* [What to produce]:
Write the data below out exactly as it stands. Do not include the pictures.
BEGIN
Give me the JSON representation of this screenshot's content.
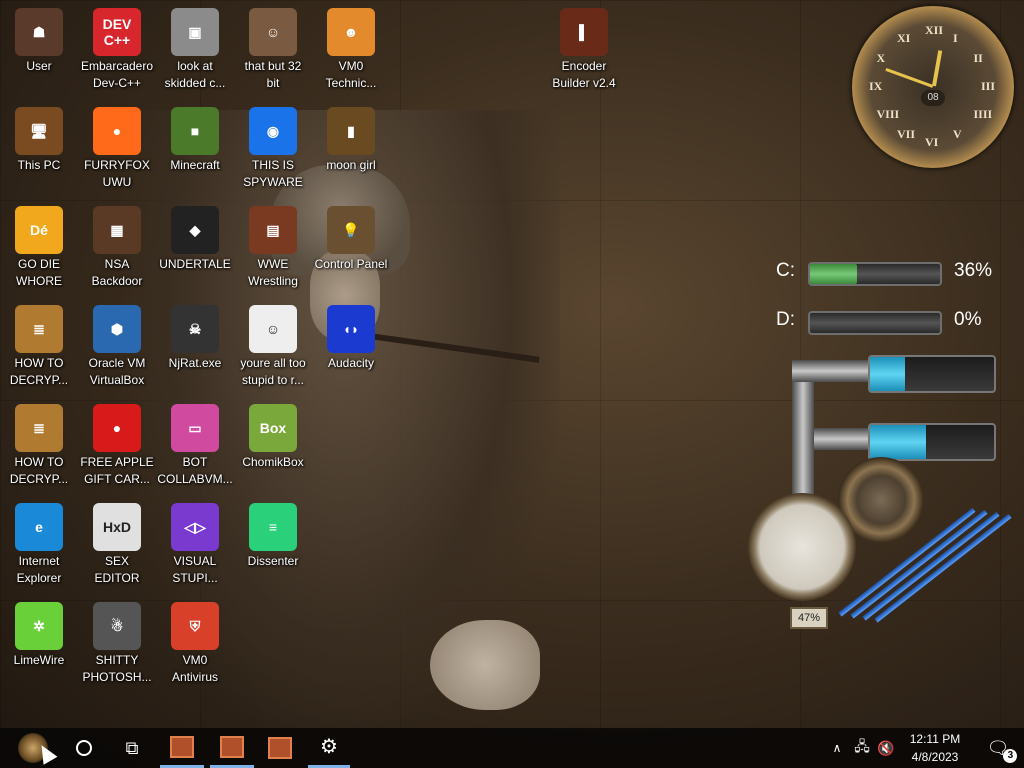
{
  "desktop_icons": [
    {
      "label": "User",
      "glyph": "☗",
      "color": "#5a3a2a"
    },
    {
      "label": "Embarcadero\nDev-C++",
      "glyph": "DEV C++",
      "color": "#d8262d"
    },
    {
      "label": "look at\nskidded c...",
      "glyph": "▣",
      "color": "#8b8b8b"
    },
    {
      "label": "that but 32\nbit",
      "glyph": "☺",
      "color": "#7a5a40"
    },
    {
      "label": "VM0\nTechnic...",
      "glyph": "☻",
      "color": "#e38a2c"
    },
    {
      "label": "Encoder\nBuilder v2.4",
      "glyph": "▌",
      "color": "#6a2a18"
    },
    {
      "label": "This PC",
      "glyph": "🖥",
      "color": "#7a4a20"
    },
    {
      "label": "FURRYFOX\nUWU",
      "glyph": "●",
      "color": "#ff6a1a"
    },
    {
      "label": "Minecraft",
      "glyph": "■",
      "color": "#4a7a2a"
    },
    {
      "label": "THIS IS\nSPYWARE",
      "glyph": "◉",
      "color": "#1a73e8"
    },
    {
      "label": "moon girl",
      "glyph": "▮",
      "color": "#6a4a20"
    },
    {
      "label": "GO DIE\nWHORE",
      "glyph": "Dé",
      "color": "#f2a81d"
    },
    {
      "label": "NSA\nBackdoor",
      "glyph": "▦",
      "color": "#5a3a25"
    },
    {
      "label": "UNDERTALE",
      "glyph": "◆",
      "color": "#222222"
    },
    {
      "label": "WWE\nWrestling",
      "glyph": "▤",
      "color": "#7a3a22"
    },
    {
      "label": "Control Panel",
      "glyph": "💡",
      "color": "#6a5030"
    },
    {
      "label": "HOW TO\nDECRYP...",
      "glyph": "≣",
      "color": "#b07a30"
    },
    {
      "label": "Oracle VM\nVirtualBox",
      "glyph": "⬢",
      "color": "#2a68b0"
    },
    {
      "label": "NjRat.exe",
      "glyph": "☠",
      "color": "#333333"
    },
    {
      "label": "youre all too\nstupid to r...",
      "glyph": "☺",
      "color": "#eeeeee"
    },
    {
      "label": "Audacity",
      "glyph": "◖◗",
      "color": "#1a3ad0"
    },
    {
      "label": "HOW TO\nDECRYP...",
      "glyph": "≣",
      "color": "#b07a30"
    },
    {
      "label": "FREE APPLE\nGIFT CAR...",
      "glyph": "●",
      "color": "#d81a1a"
    },
    {
      "label": "BOT\nCOLLABVM...",
      "glyph": "▭",
      "color": "#d04aa0"
    },
    {
      "label": "ChomikBox",
      "glyph": "Box",
      "color": "#7aa83a"
    },
    {
      "label": "Internet\nExplorer",
      "glyph": "e",
      "color": "#1a8ad8"
    },
    {
      "label": "SEX\nEDITOR",
      "glyph": "HxD",
      "color": "#e0e0e0"
    },
    {
      "label": "VISUAL\nSTUPI...",
      "glyph": "◁▷",
      "color": "#7a3ad0"
    },
    {
      "label": "Dissenter",
      "glyph": "≡",
      "color": "#2ad07a"
    },
    {
      "label": "LimeWire",
      "glyph": "✲",
      "color": "#6ad03a"
    },
    {
      "label": "SHITTY\nPHOTOSH...",
      "glyph": "☃",
      "color": "#555555"
    },
    {
      "label": "VM0\nAntivirus",
      "glyph": "⛨",
      "color": "#d8402a"
    }
  ],
  "clock_widget": {
    "numerals": [
      "XII",
      "I",
      "II",
      "III",
      "IIII",
      "V",
      "VI",
      "VII",
      "VIII",
      "IX",
      "X",
      "XI"
    ],
    "date": "08"
  },
  "drives": [
    {
      "label": "C:",
      "percent_text": "36%",
      "fill": 0.36
    },
    {
      "label": "D:",
      "percent_text": "0%",
      "fill": 0.0
    }
  ],
  "pipe_gadget": {
    "tube1_fill": 0.28,
    "tube2_fill": 0.45,
    "gauge_readout": "47%"
  },
  "taskbar": {
    "start_icon": "steampunk-start-orb-icon",
    "time": "12:11 PM",
    "date": "4/8/2023",
    "notification_count": "3",
    "colors": {
      "active_underline": "#7fb2e6"
    }
  }
}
END
* [Task result]:
Give me the JSON representation of this screenshot's content.
{
  "desktop_icons": [
    {
      "label": "User",
      "glyph": "☗",
      "color": "#5a3a2a"
    },
    {
      "label": "Embarcadero\nDev-C++",
      "glyph": "DEV C++",
      "color": "#d8262d"
    },
    {
      "label": "look at\nskidded c...",
      "glyph": "▣",
      "color": "#8b8b8b"
    },
    {
      "label": "that but 32\nbit",
      "glyph": "☺",
      "color": "#7a5a40"
    },
    {
      "label": "VM0\nTechnic...",
      "glyph": "☻",
      "color": "#e38a2c"
    },
    {
      "label": "Encoder\nBuilder v2.4",
      "glyph": "▌",
      "color": "#6a2a18"
    },
    {
      "label": "This PC",
      "glyph": "🖥",
      "color": "#7a4a20"
    },
    {
      "label": "FURRYFOX\nUWU",
      "glyph": "●",
      "color": "#ff6a1a"
    },
    {
      "label": "Minecraft",
      "glyph": "■",
      "color": "#4a7a2a"
    },
    {
      "label": "THIS IS\nSPYWARE",
      "glyph": "◉",
      "color": "#1a73e8"
    },
    {
      "label": "moon girl",
      "glyph": "▮",
      "color": "#6a4a20"
    },
    {
      "label": "GO DIE\nWHORE",
      "glyph": "Dé",
      "color": "#f2a81d"
    },
    {
      "label": "NSA\nBackdoor",
      "glyph": "▦",
      "color": "#5a3a25"
    },
    {
      "label": "UNDERTALE",
      "glyph": "◆",
      "color": "#222222"
    },
    {
      "label": "WWE\nWrestling",
      "glyph": "▤",
      "color": "#7a3a22"
    },
    {
      "label": "Control Panel",
      "glyph": "💡",
      "color": "#6a5030"
    },
    {
      "label": "HOW TO\nDECRYP...",
      "glyph": "≣",
      "color": "#b07a30"
    },
    {
      "label": "Oracle VM\nVirtualBox",
      "glyph": "⬢",
      "color": "#2a68b0"
    },
    {
      "label": "NjRat.exe",
      "glyph": "☠",
      "color": "#333333"
    },
    {
      "label": "youre all too\nstupid to r...",
      "glyph": "☺",
      "color": "#eeeeee"
    },
    {
      "label": "Audacity",
      "glyph": "◖◗",
      "color": "#1a3ad0"
    },
    {
      "label": "HOW TO\nDECRYP...",
      "glyph": "≣",
      "color": "#b07a30"
    },
    {
      "label": "FREE APPLE\nGIFT CAR...",
      "glyph": "●",
      "color": "#d81a1a"
    },
    {
      "label": "BOT\nCOLLABVM...",
      "glyph": "▭",
      "color": "#d04aa0"
    },
    {
      "label": "ChomikBox",
      "glyph": "Box",
      "color": "#7aa83a"
    },
    {
      "label": "Internet\nExplorer",
      "glyph": "e",
      "color": "#1a8ad8"
    },
    {
      "label": "SEX\nEDITOR",
      "glyph": "HxD",
      "color": "#e0e0e0"
    },
    {
      "label": "VISUAL\nSTUPI...",
      "glyph": "◁▷",
      "color": "#7a3ad0"
    },
    {
      "label": "Dissenter",
      "glyph": "≡",
      "color": "#2ad07a"
    },
    {
      "label": "LimeWire",
      "glyph": "✲",
      "color": "#6ad03a"
    },
    {
      "label": "SHITTY\nPHOTOSH...",
      "glyph": "☃",
      "color": "#555555"
    },
    {
      "label": "VM0\nAntivirus",
      "glyph": "⛨",
      "color": "#d8402a"
    }
  ],
  "clock_widget": {
    "numerals": [
      "XII",
      "I",
      "II",
      "III",
      "IIII",
      "V",
      "VI",
      "VII",
      "VIII",
      "IX",
      "X",
      "XI"
    ],
    "date": "08"
  },
  "drives": [
    {
      "label": "C:",
      "percent_text": "36%",
      "fill": 0.36
    },
    {
      "label": "D:",
      "percent_text": "0%",
      "fill": 0.0
    }
  ],
  "pipe_gadget": {
    "tube1_fill": 0.28,
    "tube2_fill": 0.45,
    "gauge_readout": "47%"
  },
  "taskbar": {
    "start_icon": "steampunk-start-orb-icon",
    "time": "12:11 PM",
    "date": "4/8/2023",
    "notification_count": "3",
    "colors": {
      "active_underline": "#7fb2e6"
    }
  }
}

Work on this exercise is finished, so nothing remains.